> EXERCISE PROMPT: Extract, from the listing that follows, each line containing the word "JSON".

_ _ _ _ _ _ _

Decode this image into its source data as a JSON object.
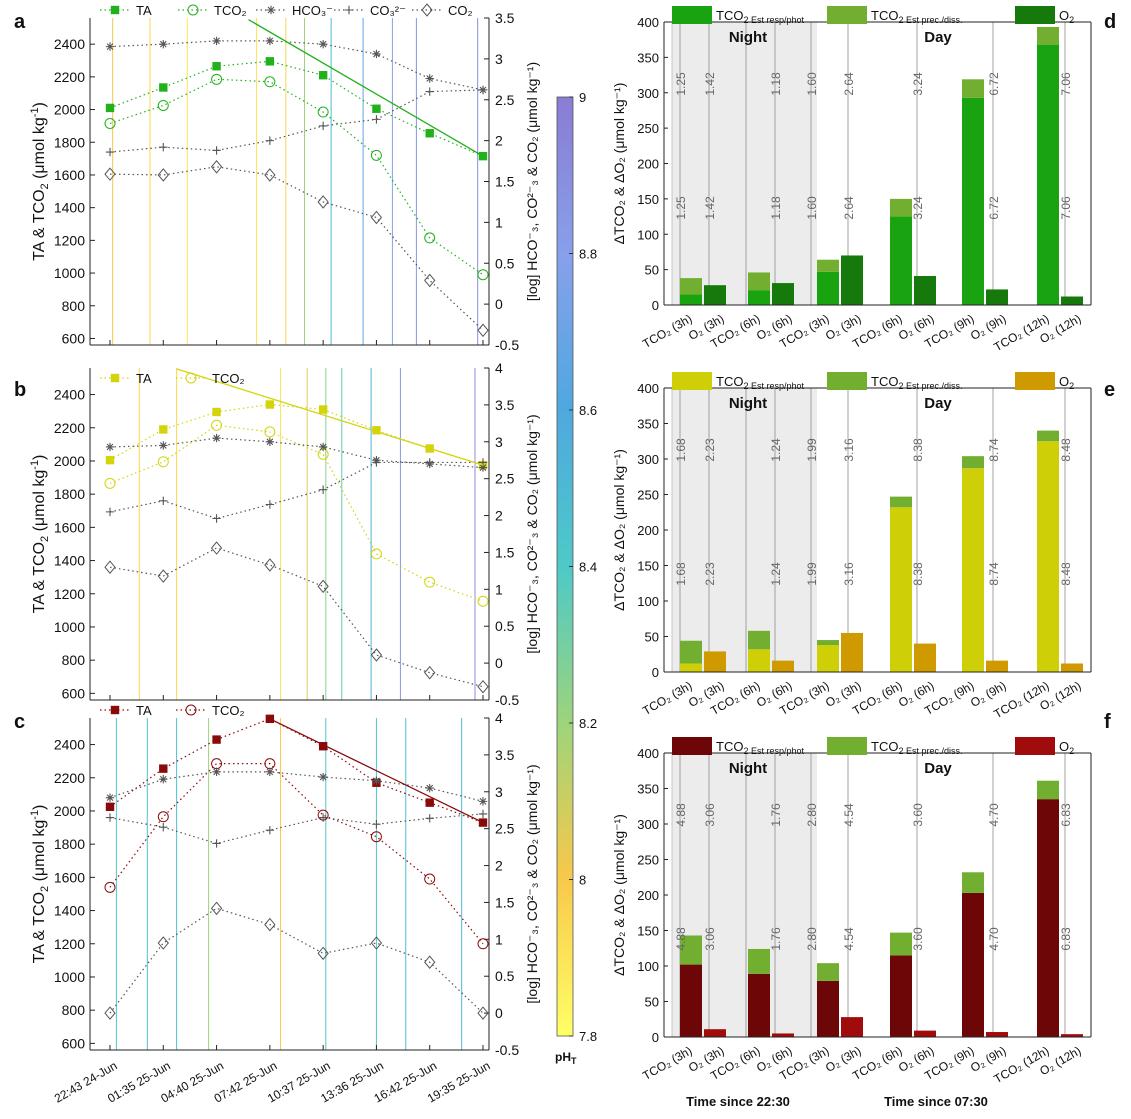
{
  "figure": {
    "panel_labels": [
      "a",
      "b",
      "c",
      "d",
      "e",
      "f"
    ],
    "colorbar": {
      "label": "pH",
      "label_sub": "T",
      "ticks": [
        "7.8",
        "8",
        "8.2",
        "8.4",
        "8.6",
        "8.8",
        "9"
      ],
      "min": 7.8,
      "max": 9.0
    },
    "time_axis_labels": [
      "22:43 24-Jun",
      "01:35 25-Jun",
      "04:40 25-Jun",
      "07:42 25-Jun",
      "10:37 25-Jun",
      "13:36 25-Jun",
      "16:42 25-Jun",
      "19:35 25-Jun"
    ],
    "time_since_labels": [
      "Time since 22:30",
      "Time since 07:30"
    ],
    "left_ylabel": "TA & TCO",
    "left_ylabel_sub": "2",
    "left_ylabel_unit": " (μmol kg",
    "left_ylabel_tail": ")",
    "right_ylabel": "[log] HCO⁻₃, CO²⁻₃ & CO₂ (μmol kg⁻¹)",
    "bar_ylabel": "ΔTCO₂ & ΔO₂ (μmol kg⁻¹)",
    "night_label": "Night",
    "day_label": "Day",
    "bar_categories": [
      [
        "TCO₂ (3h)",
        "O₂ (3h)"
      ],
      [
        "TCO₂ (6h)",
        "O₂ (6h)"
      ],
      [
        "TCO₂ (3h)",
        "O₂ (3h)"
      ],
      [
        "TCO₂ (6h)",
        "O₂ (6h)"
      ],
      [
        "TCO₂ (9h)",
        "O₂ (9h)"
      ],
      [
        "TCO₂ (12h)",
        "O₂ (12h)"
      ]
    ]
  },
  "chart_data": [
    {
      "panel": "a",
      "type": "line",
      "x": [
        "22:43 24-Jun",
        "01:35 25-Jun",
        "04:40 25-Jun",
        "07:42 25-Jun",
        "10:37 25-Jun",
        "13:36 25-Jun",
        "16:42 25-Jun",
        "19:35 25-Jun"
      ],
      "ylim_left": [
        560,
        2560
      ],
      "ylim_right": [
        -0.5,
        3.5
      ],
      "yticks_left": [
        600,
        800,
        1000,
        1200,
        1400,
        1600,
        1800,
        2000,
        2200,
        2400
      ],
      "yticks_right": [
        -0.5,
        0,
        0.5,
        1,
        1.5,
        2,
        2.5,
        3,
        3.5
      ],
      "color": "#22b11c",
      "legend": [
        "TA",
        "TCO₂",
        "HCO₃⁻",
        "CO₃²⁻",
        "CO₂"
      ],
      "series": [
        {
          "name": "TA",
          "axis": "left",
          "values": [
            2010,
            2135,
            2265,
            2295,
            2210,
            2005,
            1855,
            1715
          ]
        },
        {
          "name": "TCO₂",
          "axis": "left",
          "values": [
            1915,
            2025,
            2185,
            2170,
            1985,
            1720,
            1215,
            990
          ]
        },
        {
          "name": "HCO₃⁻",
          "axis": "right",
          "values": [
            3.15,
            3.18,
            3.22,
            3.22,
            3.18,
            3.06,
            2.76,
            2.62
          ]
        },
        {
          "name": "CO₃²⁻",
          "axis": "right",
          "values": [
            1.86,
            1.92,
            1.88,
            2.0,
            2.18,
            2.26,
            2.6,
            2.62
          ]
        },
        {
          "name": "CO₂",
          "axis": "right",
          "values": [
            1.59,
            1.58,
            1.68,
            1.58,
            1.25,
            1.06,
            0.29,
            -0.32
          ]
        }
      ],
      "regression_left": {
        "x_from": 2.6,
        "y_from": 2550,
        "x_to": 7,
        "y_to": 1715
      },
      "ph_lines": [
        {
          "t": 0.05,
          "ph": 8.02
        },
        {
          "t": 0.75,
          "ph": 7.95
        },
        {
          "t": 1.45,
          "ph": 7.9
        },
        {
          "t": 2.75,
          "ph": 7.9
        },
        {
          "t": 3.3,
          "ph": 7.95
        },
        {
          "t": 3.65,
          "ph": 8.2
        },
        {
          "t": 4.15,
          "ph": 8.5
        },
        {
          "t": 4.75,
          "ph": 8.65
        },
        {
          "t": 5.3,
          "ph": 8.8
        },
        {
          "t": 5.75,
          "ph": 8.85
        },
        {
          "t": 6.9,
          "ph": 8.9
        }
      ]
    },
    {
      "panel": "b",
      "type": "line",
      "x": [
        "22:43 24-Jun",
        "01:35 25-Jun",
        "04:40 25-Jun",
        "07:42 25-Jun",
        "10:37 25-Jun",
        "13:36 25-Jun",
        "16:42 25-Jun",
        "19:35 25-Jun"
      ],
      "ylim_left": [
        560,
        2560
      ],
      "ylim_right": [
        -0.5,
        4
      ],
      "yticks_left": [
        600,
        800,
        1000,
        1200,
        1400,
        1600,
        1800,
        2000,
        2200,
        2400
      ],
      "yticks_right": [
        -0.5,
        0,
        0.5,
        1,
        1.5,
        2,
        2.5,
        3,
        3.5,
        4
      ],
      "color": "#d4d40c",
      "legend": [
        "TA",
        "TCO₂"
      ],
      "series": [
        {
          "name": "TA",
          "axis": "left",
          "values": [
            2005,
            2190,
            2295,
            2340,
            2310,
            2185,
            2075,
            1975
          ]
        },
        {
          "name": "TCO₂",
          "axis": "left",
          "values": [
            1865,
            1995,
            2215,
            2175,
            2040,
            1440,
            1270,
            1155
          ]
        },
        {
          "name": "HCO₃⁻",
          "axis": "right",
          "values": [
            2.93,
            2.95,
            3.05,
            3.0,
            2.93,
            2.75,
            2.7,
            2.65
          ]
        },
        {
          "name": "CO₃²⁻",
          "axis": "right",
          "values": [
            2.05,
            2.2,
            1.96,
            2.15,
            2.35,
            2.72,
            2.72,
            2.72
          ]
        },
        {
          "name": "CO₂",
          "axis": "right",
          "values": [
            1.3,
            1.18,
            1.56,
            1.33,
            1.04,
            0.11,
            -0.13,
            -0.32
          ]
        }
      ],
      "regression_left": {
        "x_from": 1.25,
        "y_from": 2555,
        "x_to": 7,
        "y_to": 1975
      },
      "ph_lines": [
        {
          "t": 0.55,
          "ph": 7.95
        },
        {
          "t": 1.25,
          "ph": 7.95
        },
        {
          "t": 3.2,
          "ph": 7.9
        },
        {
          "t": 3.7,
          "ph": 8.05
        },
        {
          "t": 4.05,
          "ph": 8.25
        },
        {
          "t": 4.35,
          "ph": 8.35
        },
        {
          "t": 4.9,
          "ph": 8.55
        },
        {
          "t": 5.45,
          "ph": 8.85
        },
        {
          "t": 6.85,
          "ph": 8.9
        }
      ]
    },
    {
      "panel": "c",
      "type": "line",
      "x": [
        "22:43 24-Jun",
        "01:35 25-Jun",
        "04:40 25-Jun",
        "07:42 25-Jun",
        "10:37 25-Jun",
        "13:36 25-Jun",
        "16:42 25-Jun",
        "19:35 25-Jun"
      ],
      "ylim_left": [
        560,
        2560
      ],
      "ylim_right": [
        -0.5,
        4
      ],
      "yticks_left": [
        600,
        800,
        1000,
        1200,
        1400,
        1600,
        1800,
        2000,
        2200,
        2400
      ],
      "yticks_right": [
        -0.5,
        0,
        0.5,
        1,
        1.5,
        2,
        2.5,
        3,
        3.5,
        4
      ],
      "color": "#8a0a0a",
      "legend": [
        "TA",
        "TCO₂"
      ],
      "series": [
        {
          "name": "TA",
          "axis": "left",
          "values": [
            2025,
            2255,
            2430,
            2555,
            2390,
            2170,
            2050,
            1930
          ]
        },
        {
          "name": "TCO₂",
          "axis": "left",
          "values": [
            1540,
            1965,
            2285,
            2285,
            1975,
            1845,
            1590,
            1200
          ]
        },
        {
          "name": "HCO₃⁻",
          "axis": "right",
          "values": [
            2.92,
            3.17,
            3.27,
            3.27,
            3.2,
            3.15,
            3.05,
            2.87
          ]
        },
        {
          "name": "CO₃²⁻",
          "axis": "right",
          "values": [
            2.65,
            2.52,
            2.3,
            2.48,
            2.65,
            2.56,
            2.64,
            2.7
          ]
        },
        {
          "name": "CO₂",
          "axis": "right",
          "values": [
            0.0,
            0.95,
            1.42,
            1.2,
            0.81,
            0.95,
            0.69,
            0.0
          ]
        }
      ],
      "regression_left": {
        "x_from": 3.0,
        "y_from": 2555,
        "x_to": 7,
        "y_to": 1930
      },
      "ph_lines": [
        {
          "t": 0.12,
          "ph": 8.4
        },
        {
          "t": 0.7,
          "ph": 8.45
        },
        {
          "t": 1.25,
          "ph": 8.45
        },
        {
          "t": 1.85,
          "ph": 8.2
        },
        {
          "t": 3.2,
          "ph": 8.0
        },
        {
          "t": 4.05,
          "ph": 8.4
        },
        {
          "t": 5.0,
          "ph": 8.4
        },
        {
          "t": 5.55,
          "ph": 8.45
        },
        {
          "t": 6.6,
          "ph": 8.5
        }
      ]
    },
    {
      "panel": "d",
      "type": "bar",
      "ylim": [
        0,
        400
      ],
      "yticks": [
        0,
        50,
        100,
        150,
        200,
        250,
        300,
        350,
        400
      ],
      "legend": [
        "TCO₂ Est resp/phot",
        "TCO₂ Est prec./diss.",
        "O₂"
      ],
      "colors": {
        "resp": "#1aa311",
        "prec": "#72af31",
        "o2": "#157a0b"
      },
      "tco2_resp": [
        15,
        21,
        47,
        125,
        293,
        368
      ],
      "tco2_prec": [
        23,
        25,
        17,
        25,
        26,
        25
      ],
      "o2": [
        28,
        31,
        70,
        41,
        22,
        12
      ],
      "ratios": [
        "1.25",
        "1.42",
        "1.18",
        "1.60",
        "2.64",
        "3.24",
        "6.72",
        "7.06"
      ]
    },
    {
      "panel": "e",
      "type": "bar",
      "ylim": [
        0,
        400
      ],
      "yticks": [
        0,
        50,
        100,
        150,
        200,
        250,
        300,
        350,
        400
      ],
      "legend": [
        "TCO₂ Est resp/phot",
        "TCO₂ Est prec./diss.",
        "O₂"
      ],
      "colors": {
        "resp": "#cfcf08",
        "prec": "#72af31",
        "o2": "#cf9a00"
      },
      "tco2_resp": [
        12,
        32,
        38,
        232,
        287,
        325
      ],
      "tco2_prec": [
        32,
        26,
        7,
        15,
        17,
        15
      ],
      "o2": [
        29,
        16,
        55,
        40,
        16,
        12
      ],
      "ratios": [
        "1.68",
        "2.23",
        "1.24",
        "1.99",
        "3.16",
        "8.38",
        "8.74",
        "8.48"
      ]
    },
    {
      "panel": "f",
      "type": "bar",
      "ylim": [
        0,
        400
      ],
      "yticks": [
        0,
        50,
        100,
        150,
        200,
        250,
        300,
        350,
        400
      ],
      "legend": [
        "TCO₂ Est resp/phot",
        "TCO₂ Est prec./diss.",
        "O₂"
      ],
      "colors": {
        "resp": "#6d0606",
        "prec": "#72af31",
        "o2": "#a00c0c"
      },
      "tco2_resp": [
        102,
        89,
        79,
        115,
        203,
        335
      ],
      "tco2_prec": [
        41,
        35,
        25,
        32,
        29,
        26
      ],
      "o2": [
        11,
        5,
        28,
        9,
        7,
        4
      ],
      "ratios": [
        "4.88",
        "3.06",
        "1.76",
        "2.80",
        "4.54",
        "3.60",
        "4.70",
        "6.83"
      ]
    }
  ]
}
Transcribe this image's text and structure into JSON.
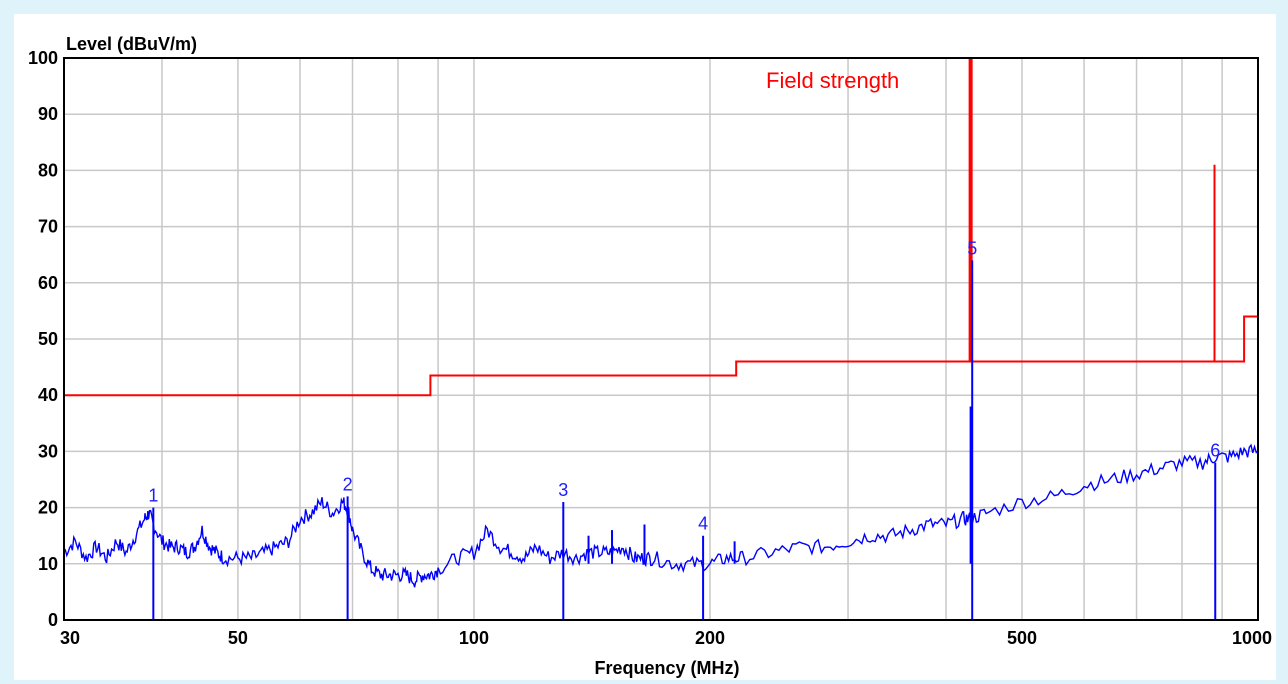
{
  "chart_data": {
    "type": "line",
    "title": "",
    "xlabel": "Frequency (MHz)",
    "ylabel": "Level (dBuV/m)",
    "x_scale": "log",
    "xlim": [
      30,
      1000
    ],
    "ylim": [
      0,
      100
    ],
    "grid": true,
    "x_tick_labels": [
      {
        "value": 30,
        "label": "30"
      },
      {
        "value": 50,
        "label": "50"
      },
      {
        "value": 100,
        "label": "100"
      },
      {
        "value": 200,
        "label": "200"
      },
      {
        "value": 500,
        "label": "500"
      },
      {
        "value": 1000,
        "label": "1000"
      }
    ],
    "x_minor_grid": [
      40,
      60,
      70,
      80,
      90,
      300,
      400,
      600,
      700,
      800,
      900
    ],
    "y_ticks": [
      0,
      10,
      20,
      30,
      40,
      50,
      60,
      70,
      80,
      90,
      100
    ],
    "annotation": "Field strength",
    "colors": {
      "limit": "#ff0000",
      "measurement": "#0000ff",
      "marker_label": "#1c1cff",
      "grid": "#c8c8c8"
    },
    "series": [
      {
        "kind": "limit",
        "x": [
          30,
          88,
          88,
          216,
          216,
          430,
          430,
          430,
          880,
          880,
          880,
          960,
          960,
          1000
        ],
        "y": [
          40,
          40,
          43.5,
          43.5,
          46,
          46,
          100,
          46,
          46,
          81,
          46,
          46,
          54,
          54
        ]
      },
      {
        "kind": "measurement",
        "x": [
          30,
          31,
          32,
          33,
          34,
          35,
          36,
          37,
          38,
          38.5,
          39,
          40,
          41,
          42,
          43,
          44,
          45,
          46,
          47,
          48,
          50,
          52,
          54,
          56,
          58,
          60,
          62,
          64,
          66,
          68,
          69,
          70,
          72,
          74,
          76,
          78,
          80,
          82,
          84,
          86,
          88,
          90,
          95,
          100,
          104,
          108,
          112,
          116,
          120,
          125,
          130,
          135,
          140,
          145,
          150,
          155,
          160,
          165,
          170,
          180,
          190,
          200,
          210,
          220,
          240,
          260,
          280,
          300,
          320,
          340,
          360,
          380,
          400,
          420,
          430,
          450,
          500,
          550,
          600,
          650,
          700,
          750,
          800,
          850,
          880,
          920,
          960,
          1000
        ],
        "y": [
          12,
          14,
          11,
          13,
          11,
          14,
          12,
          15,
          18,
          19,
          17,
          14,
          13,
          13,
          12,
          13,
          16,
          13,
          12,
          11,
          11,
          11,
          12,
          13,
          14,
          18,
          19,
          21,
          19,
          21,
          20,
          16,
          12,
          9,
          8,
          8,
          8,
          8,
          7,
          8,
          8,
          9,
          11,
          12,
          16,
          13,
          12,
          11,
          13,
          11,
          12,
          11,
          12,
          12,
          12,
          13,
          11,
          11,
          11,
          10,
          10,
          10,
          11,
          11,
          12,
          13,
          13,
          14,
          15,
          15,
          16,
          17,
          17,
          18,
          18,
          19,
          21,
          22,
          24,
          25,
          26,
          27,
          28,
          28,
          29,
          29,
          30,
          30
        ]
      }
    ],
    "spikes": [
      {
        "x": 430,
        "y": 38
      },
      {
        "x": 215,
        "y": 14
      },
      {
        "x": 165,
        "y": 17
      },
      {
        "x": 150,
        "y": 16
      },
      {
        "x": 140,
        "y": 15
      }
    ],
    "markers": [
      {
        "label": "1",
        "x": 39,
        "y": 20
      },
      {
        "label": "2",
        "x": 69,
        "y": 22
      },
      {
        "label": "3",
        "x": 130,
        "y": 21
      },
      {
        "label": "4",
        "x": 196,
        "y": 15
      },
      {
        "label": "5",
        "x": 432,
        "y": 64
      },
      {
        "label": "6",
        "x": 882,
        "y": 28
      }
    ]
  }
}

_ _ _ _ _ _ _

> CORRECT RESULT:
Decode this image into its source data as a JSON object.
Transcribe this image's text and structure into JSON.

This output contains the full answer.